* **TASK REQUIREMENTS**: Write out every line below that includes the word "Drugs".

****************************************

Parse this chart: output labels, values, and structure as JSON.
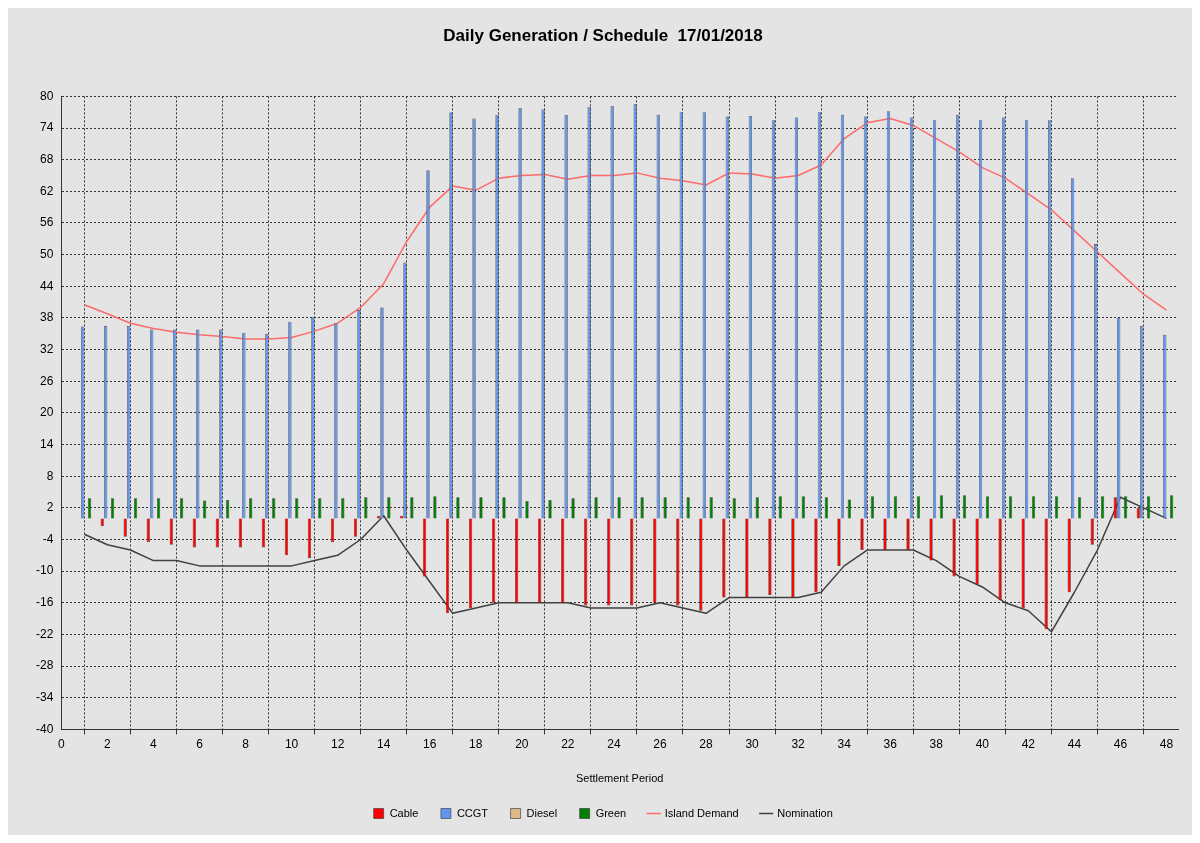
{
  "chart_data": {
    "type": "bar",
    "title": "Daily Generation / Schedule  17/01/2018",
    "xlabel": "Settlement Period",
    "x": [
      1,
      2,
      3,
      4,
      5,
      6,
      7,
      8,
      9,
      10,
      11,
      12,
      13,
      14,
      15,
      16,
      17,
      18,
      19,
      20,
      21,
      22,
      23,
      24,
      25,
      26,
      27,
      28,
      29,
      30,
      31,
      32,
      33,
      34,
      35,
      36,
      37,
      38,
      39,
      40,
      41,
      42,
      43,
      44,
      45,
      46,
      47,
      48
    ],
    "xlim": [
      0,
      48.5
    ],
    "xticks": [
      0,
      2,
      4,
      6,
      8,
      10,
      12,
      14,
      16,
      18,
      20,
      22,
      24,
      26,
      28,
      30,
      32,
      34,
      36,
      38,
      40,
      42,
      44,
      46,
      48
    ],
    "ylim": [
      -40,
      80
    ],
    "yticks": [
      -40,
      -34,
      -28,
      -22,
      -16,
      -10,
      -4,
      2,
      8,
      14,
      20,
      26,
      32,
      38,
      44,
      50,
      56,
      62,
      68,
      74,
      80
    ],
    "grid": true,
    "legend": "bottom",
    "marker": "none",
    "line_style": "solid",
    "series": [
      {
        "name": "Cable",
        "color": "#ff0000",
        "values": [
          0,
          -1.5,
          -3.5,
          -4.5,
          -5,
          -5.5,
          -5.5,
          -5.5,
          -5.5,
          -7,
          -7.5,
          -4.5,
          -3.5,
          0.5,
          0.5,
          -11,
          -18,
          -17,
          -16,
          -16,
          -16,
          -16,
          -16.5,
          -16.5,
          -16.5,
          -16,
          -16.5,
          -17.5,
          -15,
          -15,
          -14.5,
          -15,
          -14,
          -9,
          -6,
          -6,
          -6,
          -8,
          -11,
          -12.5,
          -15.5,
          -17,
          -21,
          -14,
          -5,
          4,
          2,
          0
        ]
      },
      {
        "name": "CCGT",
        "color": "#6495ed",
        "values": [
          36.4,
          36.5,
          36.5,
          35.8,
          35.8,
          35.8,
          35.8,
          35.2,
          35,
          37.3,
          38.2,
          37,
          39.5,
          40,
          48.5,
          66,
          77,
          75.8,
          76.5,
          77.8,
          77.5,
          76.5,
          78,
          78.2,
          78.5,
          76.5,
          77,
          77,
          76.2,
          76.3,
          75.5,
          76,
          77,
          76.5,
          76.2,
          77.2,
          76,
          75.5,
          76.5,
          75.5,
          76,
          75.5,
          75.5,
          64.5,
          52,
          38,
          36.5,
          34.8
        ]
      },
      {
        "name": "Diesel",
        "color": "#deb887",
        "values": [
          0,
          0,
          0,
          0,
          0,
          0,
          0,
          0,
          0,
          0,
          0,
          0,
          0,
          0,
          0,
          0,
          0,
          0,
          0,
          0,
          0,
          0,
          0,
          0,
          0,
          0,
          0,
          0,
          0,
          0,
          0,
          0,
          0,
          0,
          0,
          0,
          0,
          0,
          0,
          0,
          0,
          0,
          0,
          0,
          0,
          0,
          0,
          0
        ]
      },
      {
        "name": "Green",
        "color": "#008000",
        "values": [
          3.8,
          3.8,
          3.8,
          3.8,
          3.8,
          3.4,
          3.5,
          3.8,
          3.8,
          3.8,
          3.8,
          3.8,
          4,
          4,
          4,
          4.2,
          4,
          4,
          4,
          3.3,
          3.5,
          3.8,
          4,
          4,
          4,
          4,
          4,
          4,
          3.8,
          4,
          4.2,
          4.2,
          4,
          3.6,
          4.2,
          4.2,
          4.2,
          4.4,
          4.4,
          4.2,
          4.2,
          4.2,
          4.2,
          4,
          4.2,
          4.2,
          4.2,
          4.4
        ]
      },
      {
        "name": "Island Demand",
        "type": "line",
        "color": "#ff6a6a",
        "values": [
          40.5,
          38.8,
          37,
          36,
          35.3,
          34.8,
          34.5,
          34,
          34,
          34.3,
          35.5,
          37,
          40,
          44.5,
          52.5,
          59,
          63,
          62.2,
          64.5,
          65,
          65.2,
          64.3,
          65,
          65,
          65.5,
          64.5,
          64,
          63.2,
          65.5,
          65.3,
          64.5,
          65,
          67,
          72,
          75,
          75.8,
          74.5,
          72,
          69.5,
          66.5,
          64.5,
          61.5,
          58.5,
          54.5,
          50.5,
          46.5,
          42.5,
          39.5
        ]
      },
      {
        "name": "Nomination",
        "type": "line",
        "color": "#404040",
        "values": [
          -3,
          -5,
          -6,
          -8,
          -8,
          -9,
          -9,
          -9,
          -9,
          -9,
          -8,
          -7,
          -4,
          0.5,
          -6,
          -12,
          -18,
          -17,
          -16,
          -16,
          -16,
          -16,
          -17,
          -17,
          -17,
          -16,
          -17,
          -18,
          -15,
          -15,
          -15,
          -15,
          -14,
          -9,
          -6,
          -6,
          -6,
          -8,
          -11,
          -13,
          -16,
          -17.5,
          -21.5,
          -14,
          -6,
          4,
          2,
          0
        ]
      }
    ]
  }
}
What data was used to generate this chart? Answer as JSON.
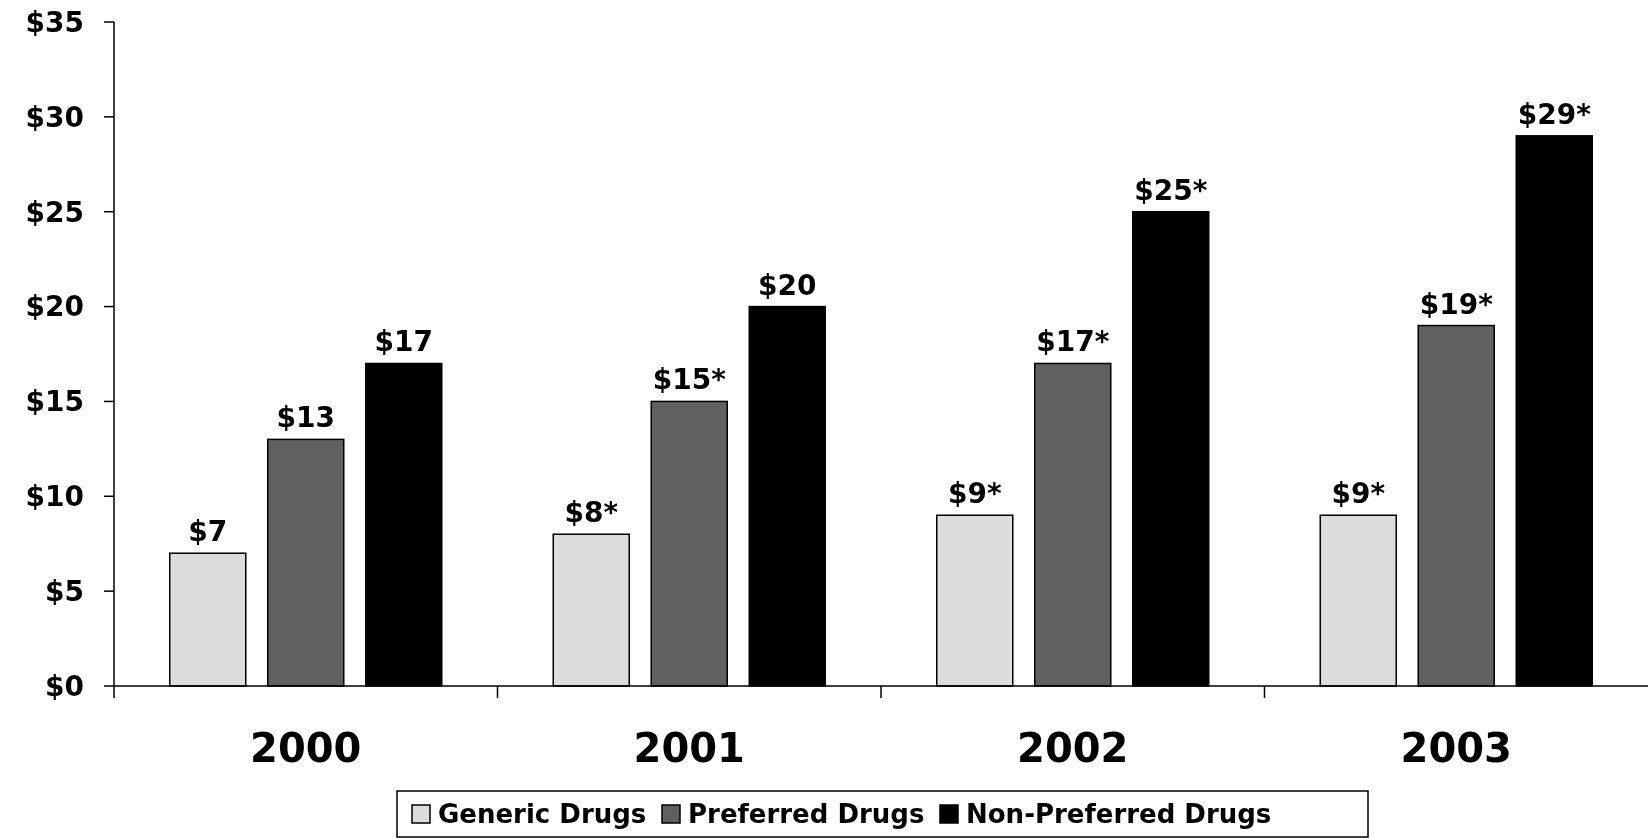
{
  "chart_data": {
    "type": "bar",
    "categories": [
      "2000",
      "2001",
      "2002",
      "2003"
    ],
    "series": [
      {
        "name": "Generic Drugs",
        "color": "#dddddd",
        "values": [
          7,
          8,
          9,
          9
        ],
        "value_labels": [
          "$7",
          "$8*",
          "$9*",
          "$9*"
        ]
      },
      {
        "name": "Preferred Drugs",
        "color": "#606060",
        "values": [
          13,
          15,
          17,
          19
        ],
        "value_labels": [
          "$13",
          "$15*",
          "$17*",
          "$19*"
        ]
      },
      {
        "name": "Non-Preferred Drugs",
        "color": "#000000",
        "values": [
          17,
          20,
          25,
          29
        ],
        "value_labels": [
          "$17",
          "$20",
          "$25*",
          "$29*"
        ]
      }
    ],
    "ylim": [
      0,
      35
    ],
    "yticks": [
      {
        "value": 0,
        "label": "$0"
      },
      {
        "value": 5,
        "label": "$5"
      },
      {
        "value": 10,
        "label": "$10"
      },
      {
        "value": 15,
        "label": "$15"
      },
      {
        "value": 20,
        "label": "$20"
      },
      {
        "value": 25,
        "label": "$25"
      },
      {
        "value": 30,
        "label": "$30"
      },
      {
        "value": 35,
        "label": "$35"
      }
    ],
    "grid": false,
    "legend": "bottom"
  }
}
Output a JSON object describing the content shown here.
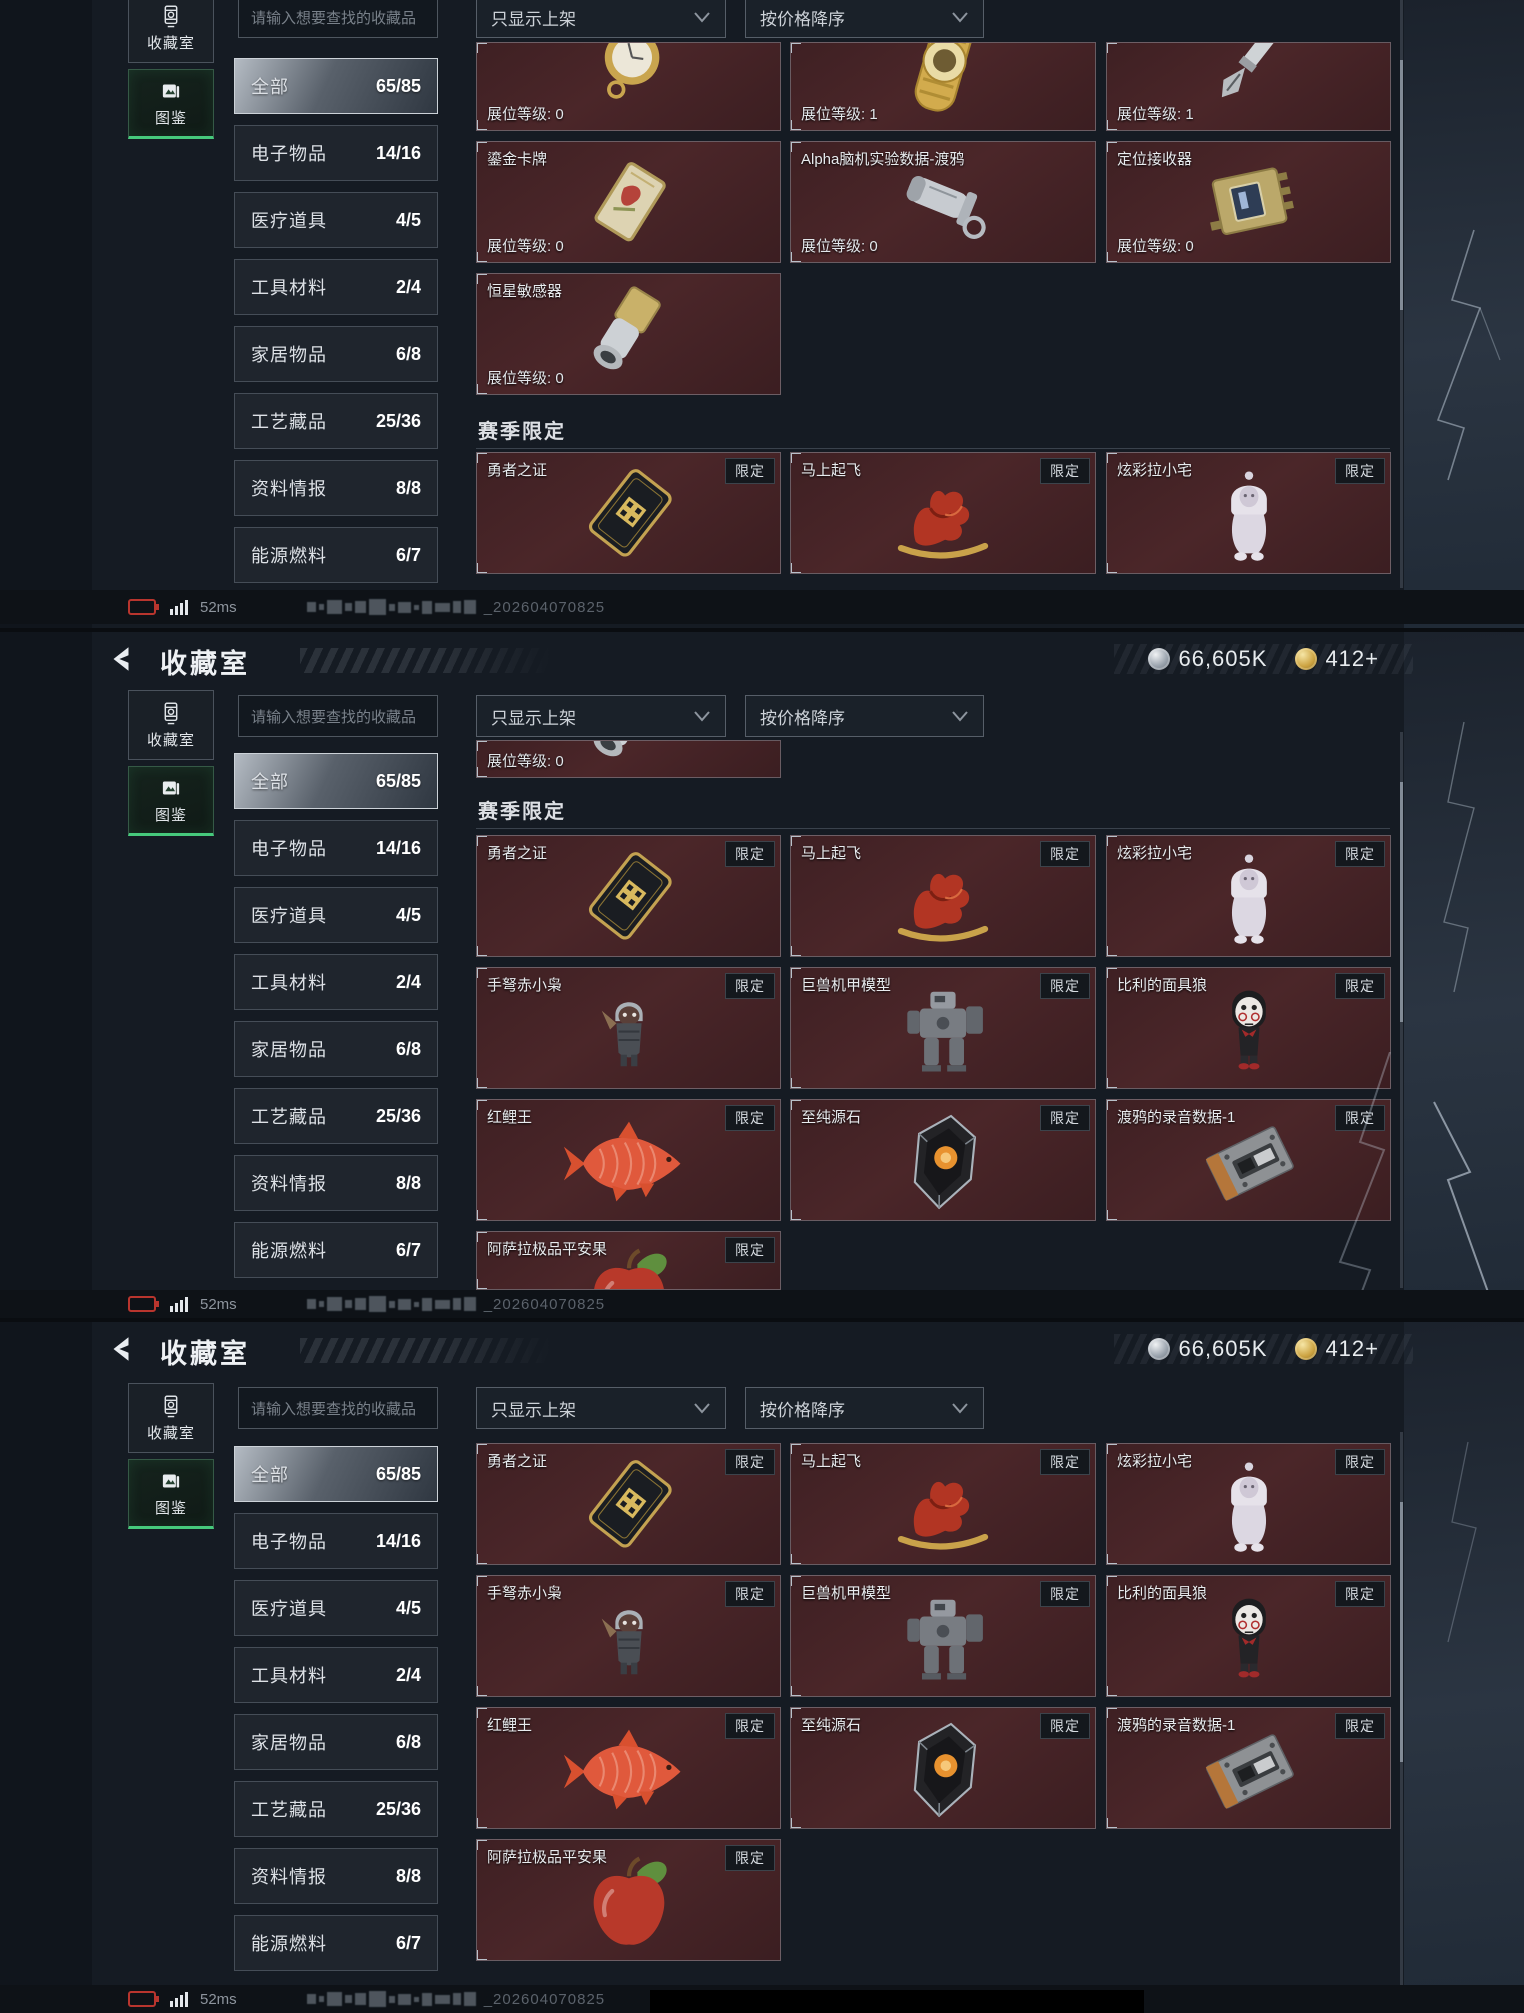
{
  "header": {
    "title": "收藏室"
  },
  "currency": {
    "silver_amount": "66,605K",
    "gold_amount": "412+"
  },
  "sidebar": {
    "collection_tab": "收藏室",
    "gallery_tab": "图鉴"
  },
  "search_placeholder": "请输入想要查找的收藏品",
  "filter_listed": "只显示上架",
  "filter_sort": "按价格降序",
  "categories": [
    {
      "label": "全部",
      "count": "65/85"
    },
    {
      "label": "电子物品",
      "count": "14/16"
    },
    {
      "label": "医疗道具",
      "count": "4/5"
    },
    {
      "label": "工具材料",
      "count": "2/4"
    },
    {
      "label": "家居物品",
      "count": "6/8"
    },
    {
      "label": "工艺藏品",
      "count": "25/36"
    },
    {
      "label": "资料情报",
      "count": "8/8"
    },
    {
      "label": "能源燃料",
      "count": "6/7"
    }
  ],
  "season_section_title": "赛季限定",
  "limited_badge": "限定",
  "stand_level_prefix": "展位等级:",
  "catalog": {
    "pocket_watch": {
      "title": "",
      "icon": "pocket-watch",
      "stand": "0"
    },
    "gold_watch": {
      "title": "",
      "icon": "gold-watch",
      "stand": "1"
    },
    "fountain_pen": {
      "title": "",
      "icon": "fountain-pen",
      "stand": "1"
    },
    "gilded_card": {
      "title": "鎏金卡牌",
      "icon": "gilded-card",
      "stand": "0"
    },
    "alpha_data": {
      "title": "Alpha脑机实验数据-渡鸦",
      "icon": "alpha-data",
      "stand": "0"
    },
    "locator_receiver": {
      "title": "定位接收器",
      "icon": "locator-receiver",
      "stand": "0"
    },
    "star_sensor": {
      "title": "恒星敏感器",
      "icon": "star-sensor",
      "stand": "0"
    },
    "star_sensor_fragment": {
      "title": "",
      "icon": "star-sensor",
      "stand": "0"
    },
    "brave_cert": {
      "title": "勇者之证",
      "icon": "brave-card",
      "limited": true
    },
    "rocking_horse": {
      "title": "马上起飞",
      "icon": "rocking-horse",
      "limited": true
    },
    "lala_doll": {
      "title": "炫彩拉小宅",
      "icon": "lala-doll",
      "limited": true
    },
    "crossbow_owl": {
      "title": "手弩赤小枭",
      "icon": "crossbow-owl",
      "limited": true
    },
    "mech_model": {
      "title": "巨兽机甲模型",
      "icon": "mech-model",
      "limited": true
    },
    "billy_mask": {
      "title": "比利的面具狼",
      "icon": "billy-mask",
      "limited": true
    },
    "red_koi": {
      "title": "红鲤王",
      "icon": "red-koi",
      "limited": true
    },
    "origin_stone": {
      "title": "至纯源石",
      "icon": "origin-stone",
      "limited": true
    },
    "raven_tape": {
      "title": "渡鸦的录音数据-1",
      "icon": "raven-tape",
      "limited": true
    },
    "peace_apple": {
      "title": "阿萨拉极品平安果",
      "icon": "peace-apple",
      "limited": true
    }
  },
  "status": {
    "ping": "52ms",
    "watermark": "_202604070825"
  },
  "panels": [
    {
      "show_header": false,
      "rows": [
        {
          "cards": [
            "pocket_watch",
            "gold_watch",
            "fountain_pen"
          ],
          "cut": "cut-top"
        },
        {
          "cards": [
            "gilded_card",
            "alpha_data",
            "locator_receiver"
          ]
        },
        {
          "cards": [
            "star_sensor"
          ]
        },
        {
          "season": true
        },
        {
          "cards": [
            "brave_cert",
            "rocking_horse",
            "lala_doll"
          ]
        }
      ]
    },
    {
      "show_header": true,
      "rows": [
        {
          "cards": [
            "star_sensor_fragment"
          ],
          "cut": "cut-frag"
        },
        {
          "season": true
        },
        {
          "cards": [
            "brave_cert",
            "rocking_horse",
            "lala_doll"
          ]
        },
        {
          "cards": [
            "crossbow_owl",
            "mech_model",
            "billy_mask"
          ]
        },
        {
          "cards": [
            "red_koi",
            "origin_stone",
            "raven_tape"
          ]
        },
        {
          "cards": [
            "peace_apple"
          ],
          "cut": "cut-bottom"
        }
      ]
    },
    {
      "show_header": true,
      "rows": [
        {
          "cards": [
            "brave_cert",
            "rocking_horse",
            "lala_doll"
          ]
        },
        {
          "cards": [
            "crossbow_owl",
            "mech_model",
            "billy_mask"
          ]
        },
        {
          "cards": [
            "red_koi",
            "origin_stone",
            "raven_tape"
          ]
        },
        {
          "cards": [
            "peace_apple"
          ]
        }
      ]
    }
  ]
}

****************************************

* **EXERCISE SOLUTION**:
        "name": "Generic Drugs",
        "name": "Preferred Drugs",
        "name": "Non-Preferred Drugs",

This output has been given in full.